Given information -
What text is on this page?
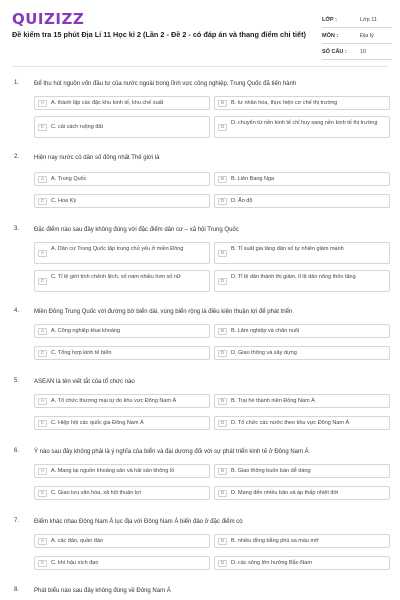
QUIZIZZ
Đề kiểm tra 15 phút Địa Lí 11 Học kì 2 (Lần 2 - Đề 2 - có đáp án và thang điểm chi tiết)
LỚP :	Lớp 11
MÔN :	Địa lý
SỐ CÂU : 10
1. Để thu hút nguồn vốn đầu tư của nước ngoài trong lĩnh vực công nghiệp, Trung Quốc đã tiến hành
A	A. thành lập các đặc khu kinh tế, khu chế xuất	B	B. tư nhân hóa, thực hiện cơ chế thị trường
C	C. cải cách ruộng đất	D
D. chuyển từ nền kinh tế chỉ huy sang nền kinh tế thị trường
2. Hiện nay nước có dân số đông nhất Thế giới là
A	A. Trung Quốc	B	B. Liên Bang Nga
C	C. Hoa Kỳ	D	D. Ấn độ
3. Đặc điểm nào sau đây không đúng với đặc điểm dân cư – xã hội Trung Quốc
A
A. Dân cư Trung Quốc tập trung chủ yếu ở miền Đông
B
B. Tỉ suất gia tăng dân số tự nhiên giảm mạnh
C
C. Tỉ lệ giới tính chênh lệch, số nam nhiều hơn số nữ
D
D. Tỉ lệ dân thành thị giảm, tỉ lệ dân nông thôn tăng
4. Miền Đông Trung Quốc với đường bờ biển dài, vùng biển rộng là điều kiện thuận lợi để phát triển
A	A. Công nghiệp khai khoáng	B	B. Lâm nghiệp và chăn nuôi
C	C. Tổng hợp kinh tế biển	D	D. Giao thông và xây dựng
5. ASEAN là tên viết tắt của tổ chức nào
A	A. Tổ chức thương mại tự do khu vực Đông Nam Á	B	B. Trại hè thanh niên Đông Nam Á
C	C. Hiệp hội các quốc gia Đông Nam Á	D	D. Tổ chức các nước theo khu vực Đông Nam Á
6. Ý nào sau đây không phải là ý nghĩa của biển và đại dương đối với sự phát triển kinh tế ở Đông Nam Á
A	A. Mang lại nguồn khoáng sản và hải sản không lồ	B	B. Giao thông buôn bán dễ dàng
C	C. Giao lưu văn hóa, xã hội thuận lợi	D	D. Mang đến nhiều bão và áp thấp nhiệt đới
7. Điểm khác nhau Đông Nam Á lục địa với Đông Nam Á biển đảo ở đặc điểm có
A	A. các đảo, quần đảo	B	B. nhiều đồng bằng phù sa màu mỡ
C	C. khí hậu xích đạo	D	D. các sông lớn hướng Bắc-Nam
8. Phát biểu nào sau đây không đúng về Đông Nam Á
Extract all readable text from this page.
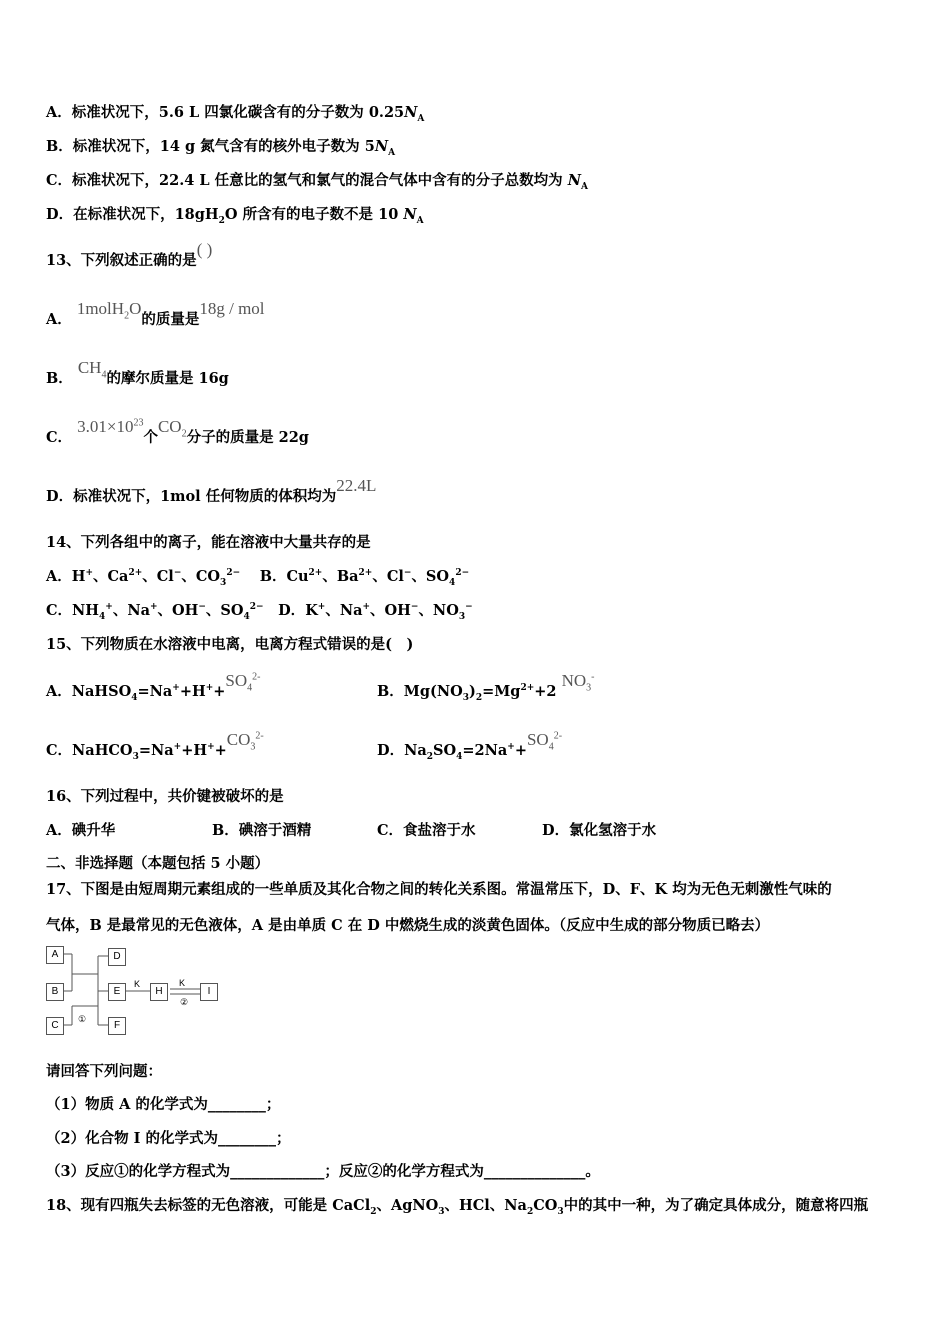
A．标准状况下，5.6 L 四氯化碳含有的分子数为 $0.25N_A$
B．标准状况下，14 g 氮气含有的核外电子数为 $5N_A$
C．标准状况下，22.4 L 任意比的氢气和氯气的混合气体中含有的分子总数均为 $N_A$
D．在标准状况下，$18gH_2O$ 所含有的电子数不是 10 $N_A$
13、下列叙述正确的是( )
A． 1molH$_2$O的质量是18g / mol
B． $CH_4$的摩尔质量是 16g
C． $3.01\times 10^{23}$个$CO_2$分子的质量是 22g
D．标准状况下，1mol 任何物质的体积均为22.4L
14、下列各组中的离子，能在溶液中大量共存的是
A．H+、$Ca^{2+}$、Cl−、$CO_3^{2-}$　 B．$Cu^{2+}$、$Ba^{2+}$、Cl−、$SO_4^{2-}$
C．$NH_4^+$、Na+、OH−、$SO_4^{2-}$　 D．K+、Na+、OH−、$NO_3^-$
15、下列物质在水溶液中电离，电离方程式错误的是(　)
A．$NaHSO_4=Na^++H^++SO_4^{2-}$
B．$Mg(NO_3)_2=Mg^{2+}+2$ $NO_3^-$
C．$NaHCO_3=Na^++H^++CO_3^{2-}$
D．$Na_2SO_4=2Na^++SO_4^{2-}$
16、下列过程中，共价键被破坏的是
A．碘升华	B．碘溶于酒精	C．食盐溶于水	D．氯化氢溶于水
二、非选择题（本题包括 5 小题）
17、下图是由短周期元素组成的一些单质及其化合物之间的转化关系图。常温常压下，D、F、K 均为无色无刺激性气味的
气体，B 是最常见的无色液体，A 是由单质 C 在 D 中燃烧生成的淡黄色固体。（反应中生成的部分物质已略去）
A
B
C
D
E
F
H	I
K	K
①
②
请回答下列问题：
（1）物质 A 的化学式为________；
（2）化合物 I 的化学式为________；
（3）反应①的化学方程式为_____________；反应②的化学方程式为______________。
18、现有四瓶失去标签的无色溶液，可能是 CaCl$_2$、AgNO$_3$、HCl、$Na_2CO_3$中的其中一种，为了确定具体成分，随意将四瓶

Given request - Check every line of the data above for the string "kinh", and copy those that have it.

Final result -
A	A. thành lập các đặc khu kinh tế, khu chế xuất	B	B. tư nhân hóa, thực hiện cơ chế thị trường
D. chuyển từ nền kinh tế chỉ huy sang nền kinh tế thị trường
C	C. Tổng hợp kinh tế biển	D	D. Giao thông và xây dựng
6. Ý nào sau đây không phải là ý nghĩa của biển và đại dương đối với sự phát triển kinh tế ở Đông Nam Á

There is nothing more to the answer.